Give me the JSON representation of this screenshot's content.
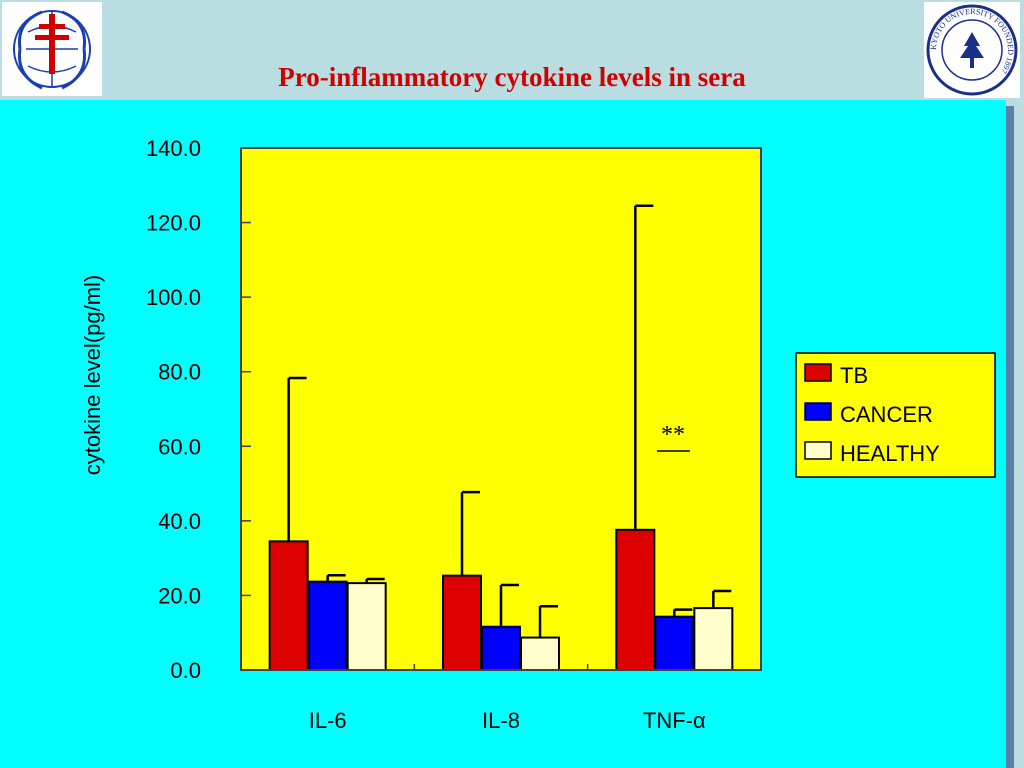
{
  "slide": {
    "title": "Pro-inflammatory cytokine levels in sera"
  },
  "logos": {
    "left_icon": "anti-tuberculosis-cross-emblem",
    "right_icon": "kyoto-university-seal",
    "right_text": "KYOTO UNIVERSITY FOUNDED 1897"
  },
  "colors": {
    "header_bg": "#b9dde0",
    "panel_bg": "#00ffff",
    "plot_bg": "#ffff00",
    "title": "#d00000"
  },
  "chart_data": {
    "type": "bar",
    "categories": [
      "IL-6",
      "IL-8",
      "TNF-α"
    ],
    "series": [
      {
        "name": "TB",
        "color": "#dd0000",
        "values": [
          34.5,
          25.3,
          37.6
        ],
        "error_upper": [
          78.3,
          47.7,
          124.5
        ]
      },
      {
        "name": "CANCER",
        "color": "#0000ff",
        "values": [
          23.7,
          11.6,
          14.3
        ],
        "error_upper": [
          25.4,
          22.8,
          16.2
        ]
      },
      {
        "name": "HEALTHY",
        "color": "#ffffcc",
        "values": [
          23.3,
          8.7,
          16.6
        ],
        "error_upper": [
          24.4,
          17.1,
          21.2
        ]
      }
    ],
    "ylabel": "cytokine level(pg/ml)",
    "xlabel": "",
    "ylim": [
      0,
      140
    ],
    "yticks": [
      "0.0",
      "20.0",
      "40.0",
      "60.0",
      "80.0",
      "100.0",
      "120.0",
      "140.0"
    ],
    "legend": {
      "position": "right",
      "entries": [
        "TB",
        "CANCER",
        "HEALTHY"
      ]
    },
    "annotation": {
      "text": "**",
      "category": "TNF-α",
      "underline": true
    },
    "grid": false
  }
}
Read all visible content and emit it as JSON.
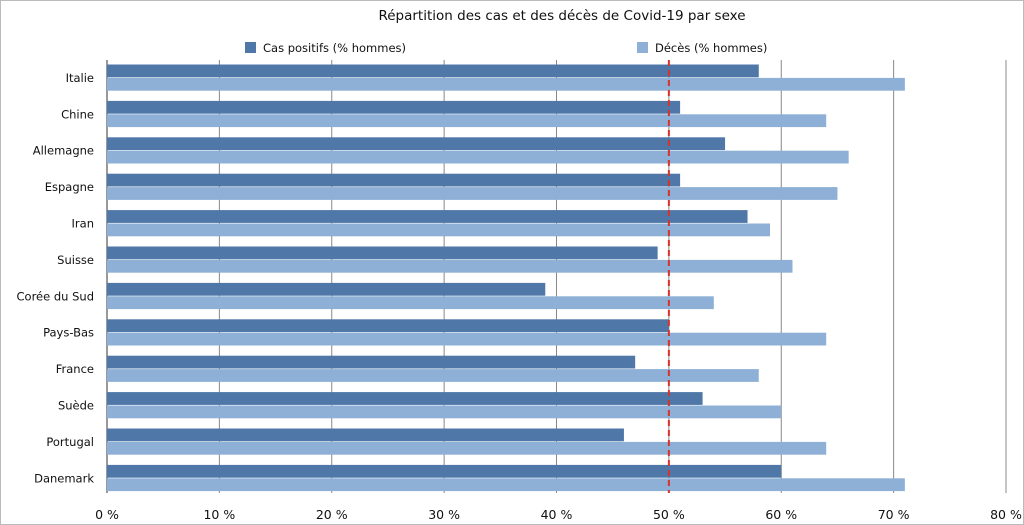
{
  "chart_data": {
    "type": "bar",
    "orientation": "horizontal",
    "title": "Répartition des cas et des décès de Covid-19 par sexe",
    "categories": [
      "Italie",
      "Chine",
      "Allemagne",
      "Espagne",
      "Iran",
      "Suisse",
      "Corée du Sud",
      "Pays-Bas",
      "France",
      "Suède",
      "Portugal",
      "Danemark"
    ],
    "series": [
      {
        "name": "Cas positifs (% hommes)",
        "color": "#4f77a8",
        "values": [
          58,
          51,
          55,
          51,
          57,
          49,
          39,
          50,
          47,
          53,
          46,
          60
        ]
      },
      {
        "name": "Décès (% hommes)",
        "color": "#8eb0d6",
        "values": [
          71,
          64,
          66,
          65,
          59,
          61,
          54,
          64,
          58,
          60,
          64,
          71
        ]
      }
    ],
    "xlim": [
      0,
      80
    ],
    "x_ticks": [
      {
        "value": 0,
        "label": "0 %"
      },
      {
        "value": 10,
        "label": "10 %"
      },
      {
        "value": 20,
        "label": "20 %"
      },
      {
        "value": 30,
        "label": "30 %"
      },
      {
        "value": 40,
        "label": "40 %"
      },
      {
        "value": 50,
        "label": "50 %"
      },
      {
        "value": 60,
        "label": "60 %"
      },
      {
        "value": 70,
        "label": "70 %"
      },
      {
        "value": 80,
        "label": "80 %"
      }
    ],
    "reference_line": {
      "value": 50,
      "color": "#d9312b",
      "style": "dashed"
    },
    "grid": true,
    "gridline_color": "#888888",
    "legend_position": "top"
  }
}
================================
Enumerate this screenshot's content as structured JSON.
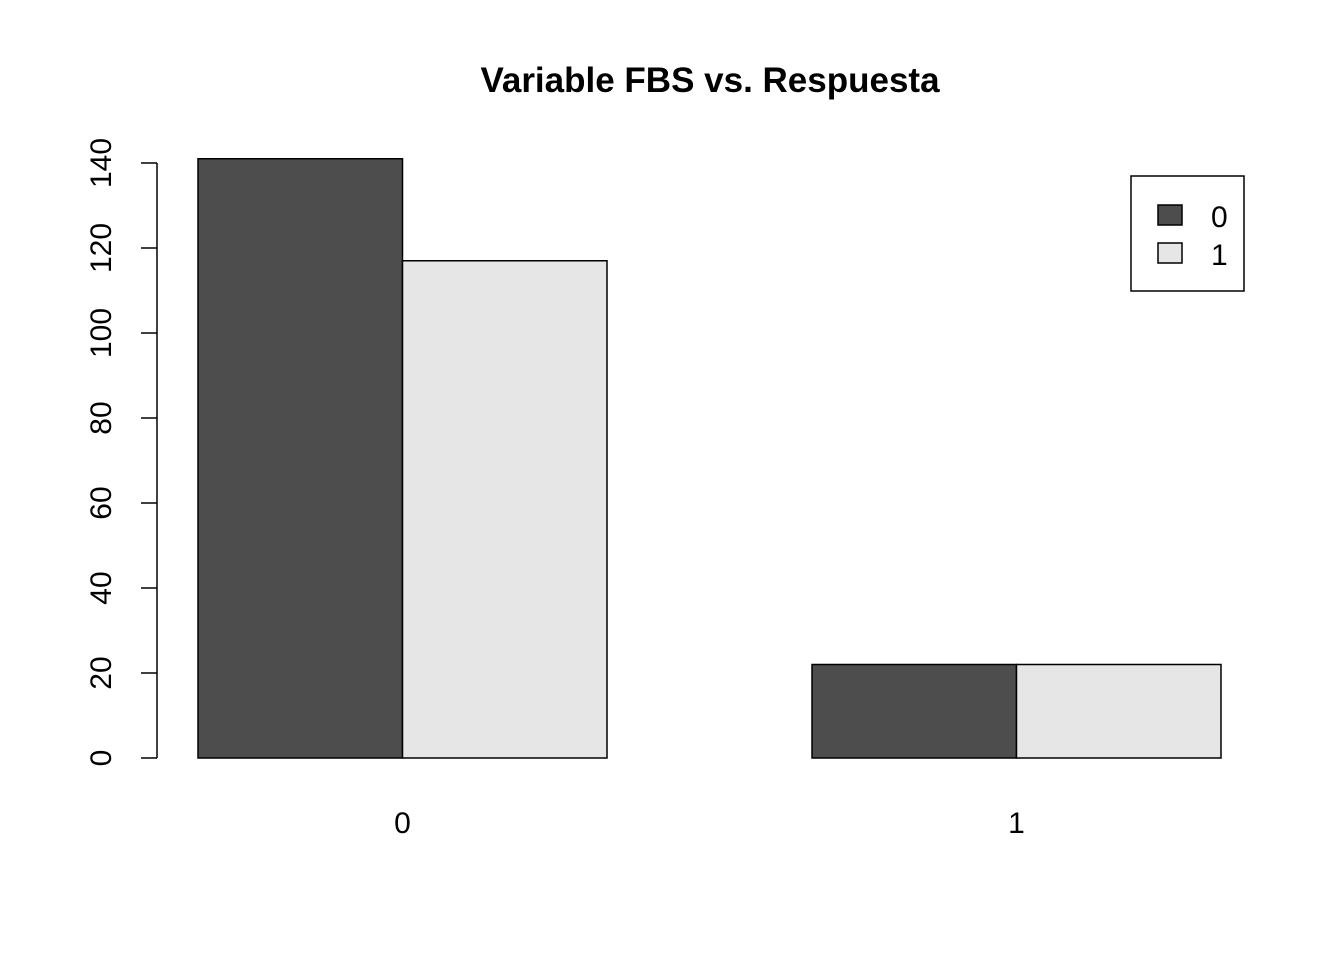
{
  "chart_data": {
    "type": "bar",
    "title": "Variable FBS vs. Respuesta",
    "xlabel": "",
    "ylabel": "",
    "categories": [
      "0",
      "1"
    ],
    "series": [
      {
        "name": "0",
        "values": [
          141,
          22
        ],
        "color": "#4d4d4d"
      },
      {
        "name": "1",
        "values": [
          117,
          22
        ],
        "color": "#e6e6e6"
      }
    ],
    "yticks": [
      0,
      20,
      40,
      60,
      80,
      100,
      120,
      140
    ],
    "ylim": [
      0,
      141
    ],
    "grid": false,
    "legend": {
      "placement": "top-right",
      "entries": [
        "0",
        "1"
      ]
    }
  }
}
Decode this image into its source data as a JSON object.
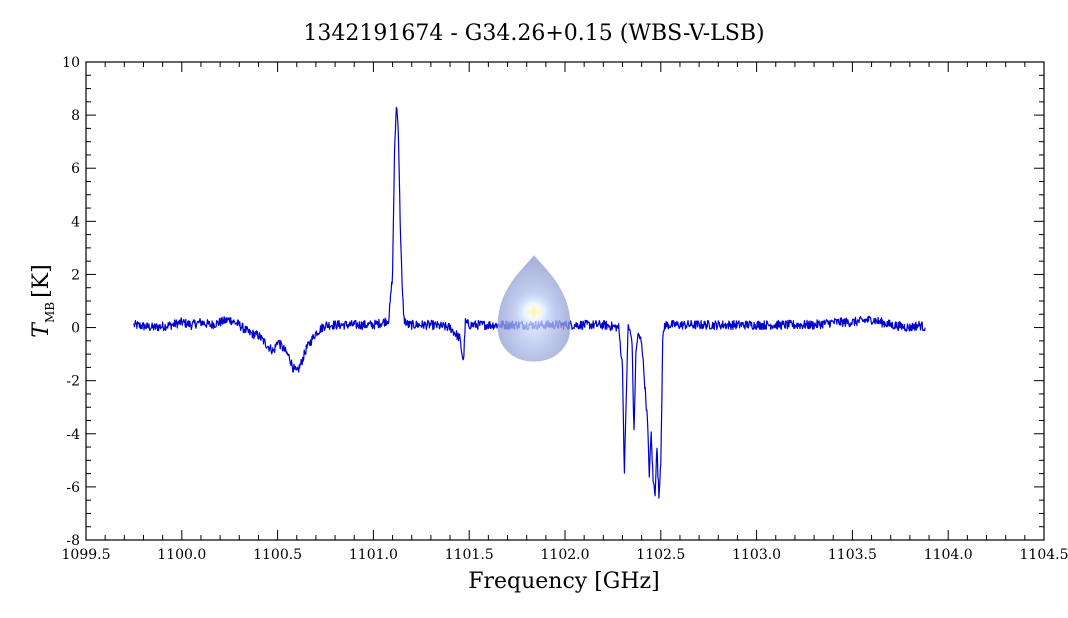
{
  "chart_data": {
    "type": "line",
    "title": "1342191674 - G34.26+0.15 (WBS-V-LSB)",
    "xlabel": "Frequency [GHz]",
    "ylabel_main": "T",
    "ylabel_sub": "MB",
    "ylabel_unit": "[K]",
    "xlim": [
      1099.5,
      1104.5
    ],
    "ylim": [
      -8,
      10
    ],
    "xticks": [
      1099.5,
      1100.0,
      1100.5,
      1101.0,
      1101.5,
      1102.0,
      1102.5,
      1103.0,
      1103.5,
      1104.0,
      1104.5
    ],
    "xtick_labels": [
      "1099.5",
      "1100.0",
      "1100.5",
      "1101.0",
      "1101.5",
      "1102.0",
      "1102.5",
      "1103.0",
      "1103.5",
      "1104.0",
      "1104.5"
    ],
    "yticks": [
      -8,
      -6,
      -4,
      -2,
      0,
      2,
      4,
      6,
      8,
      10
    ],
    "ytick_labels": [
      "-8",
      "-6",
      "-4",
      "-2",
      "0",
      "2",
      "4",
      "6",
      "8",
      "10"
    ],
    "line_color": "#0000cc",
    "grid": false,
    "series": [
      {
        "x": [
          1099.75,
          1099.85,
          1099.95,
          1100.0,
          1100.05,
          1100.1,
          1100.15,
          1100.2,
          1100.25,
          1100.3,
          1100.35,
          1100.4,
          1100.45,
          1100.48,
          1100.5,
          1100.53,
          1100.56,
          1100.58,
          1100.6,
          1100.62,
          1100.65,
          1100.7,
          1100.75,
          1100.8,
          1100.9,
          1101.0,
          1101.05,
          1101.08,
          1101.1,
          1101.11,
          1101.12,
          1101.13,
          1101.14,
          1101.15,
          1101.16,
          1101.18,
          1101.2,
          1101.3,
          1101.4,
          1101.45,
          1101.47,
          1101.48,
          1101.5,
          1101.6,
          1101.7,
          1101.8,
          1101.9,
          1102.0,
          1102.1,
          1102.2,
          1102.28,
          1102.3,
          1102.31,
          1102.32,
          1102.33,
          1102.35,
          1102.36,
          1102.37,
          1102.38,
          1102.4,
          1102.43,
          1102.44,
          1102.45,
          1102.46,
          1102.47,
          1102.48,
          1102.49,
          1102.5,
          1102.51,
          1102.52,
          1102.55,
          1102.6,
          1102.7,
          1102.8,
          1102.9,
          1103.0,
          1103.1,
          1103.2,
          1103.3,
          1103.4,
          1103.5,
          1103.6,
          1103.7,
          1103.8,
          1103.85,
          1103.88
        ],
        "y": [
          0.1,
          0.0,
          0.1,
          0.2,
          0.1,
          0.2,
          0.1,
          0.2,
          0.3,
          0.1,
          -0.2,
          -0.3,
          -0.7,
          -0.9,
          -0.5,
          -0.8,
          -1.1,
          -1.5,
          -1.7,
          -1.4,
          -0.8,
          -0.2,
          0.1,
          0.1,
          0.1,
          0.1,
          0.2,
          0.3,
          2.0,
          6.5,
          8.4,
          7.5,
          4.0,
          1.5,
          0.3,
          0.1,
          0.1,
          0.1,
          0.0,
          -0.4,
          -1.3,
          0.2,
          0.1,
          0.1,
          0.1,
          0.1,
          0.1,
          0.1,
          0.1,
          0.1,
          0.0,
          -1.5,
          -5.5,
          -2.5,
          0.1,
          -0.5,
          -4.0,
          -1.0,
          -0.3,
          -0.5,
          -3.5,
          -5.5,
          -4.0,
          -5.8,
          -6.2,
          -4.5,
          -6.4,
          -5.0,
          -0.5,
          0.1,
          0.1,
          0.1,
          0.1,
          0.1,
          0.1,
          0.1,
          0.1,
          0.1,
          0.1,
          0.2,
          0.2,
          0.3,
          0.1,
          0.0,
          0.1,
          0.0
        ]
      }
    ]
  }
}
================================
→ **WORK TO DO**
Search the records for the word "this" and copy every line where it occurs.

→ **WORKED SOLUTION**
Give me the JSON representation of this screenshot's content.
Enumerate this screenshot's content as structured JSON.
Decode this image into its source data as a JSON object.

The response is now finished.